• [Exercise objective]:
All lines in which the word "label" occurs are to be extracted.

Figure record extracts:

= = = =

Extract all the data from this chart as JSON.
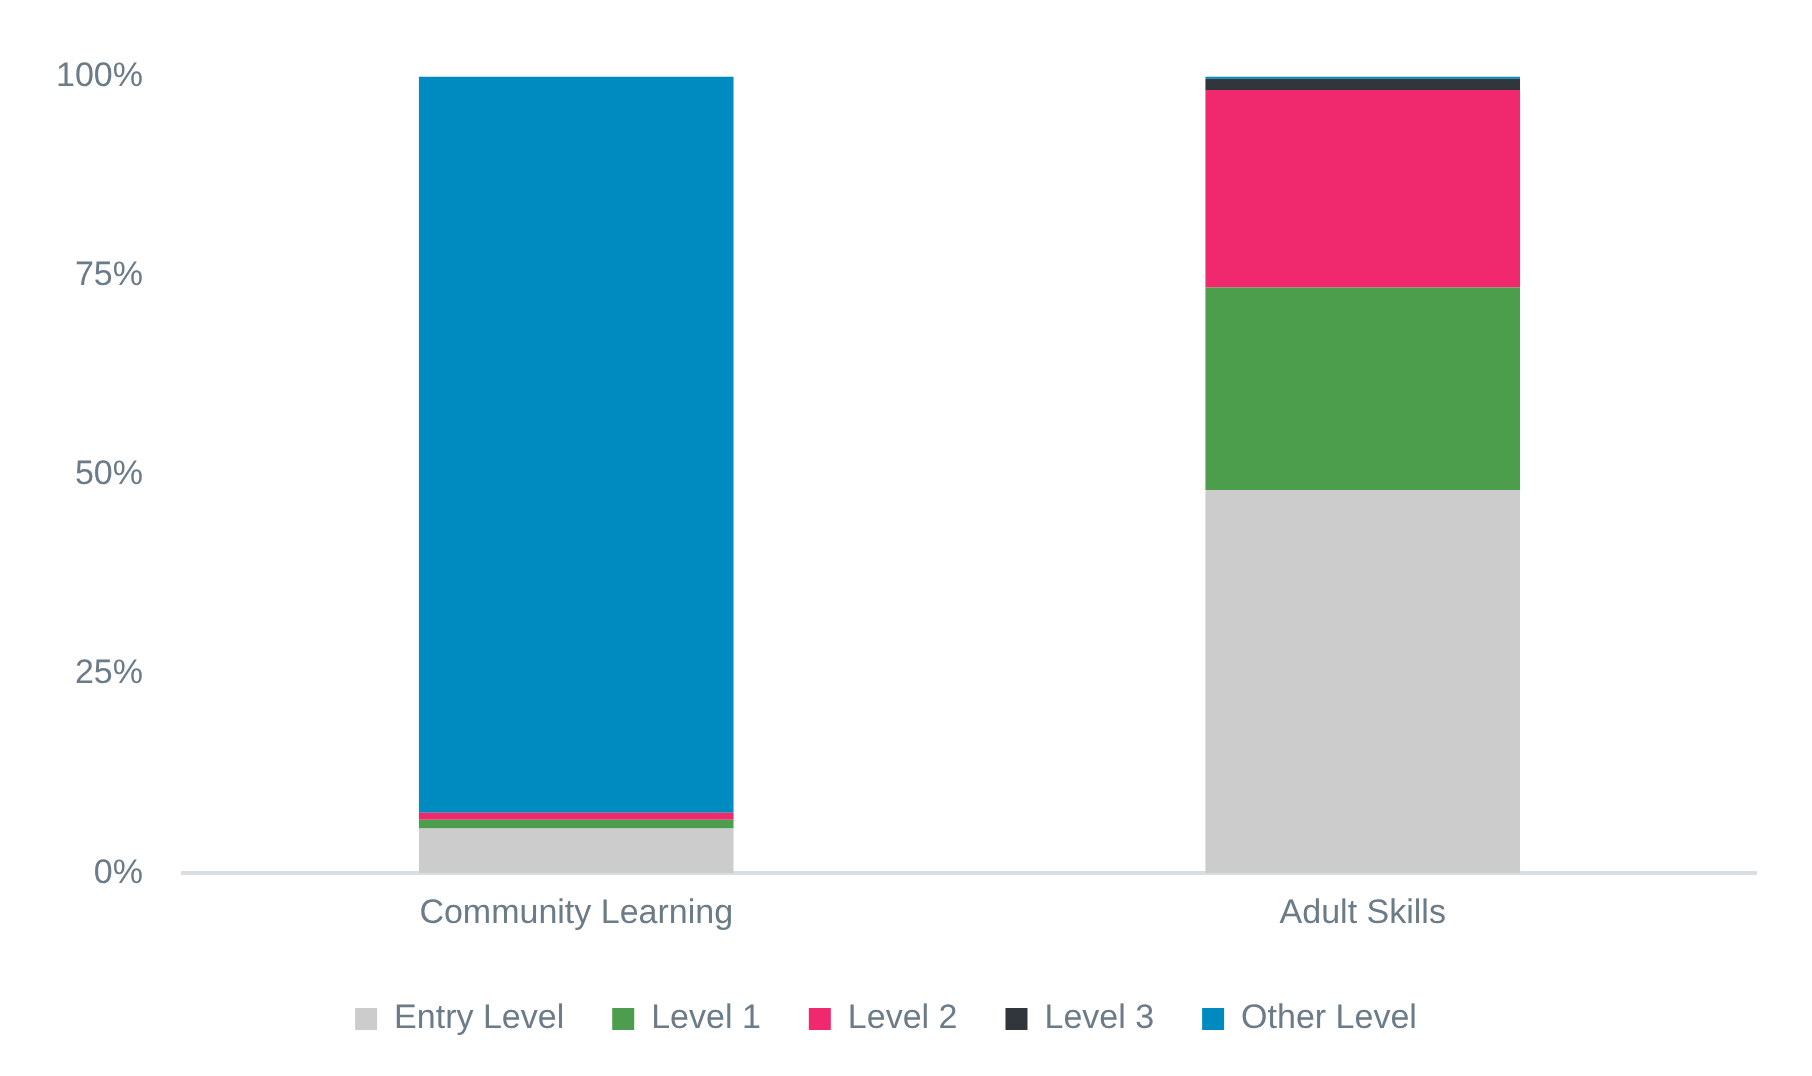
{
  "chart_data": {
    "type": "bar",
    "stacked": true,
    "categories": [
      "Community Learning",
      "Adult Skills"
    ],
    "series": [
      {
        "name": "Entry Level",
        "color": "#cccccc",
        "values": [
          5.6,
          48.1
        ]
      },
      {
        "name": "Level 1",
        "color": "#4c9e4c",
        "values": [
          1.1,
          25.4
        ]
      },
      {
        "name": "Level 2",
        "color": "#f0286e",
        "values": [
          0.9,
          24.8
        ]
      },
      {
        "name": "Level 3",
        "color": "#30363c",
        "values": [
          0,
          1.4
        ]
      },
      {
        "name": "Other Level",
        "color": "#008bc0",
        "values": [
          92.4,
          0.3
        ]
      }
    ],
    "ylim": [
      0,
      100
    ],
    "yticks": [
      {
        "value": 0,
        "label": "0%"
      },
      {
        "value": 25,
        "label": "25%"
      },
      {
        "value": 50,
        "label": "50%"
      },
      {
        "value": 75,
        "label": "75%"
      },
      {
        "value": 100,
        "label": "100%"
      }
    ],
    "grid": false,
    "legend": "bottom"
  }
}
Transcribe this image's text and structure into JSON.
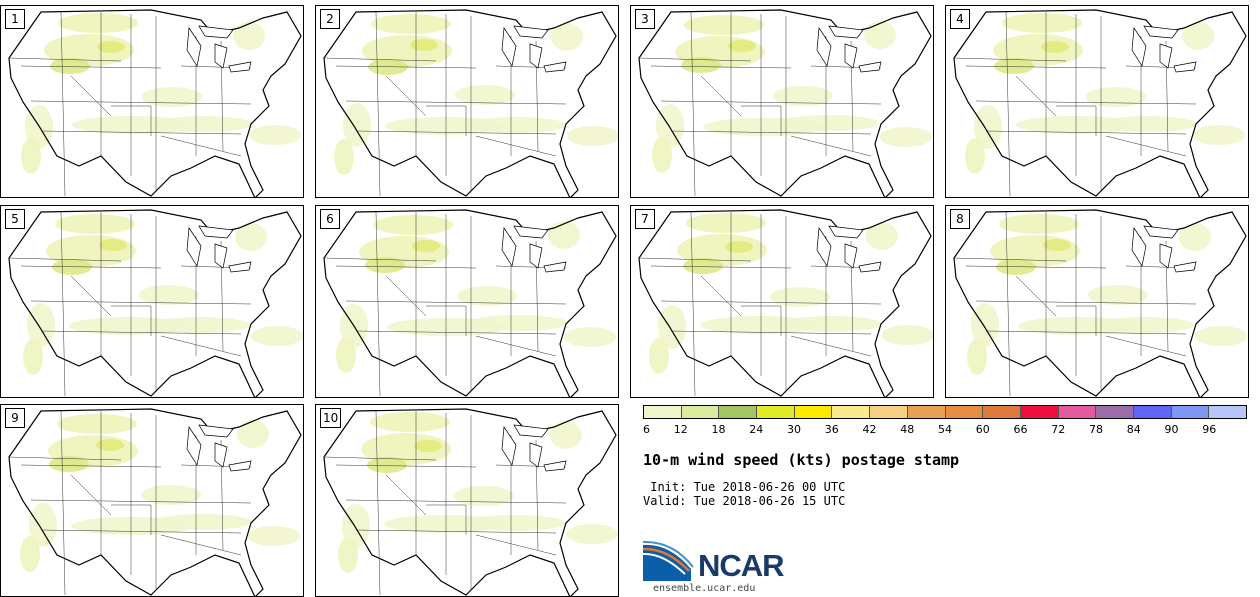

= = = =

• [Correct answer]:
        "label": "0%"
        "label": "25%"
        "label": "50%"
        "label": "75%"
        "label": "100%"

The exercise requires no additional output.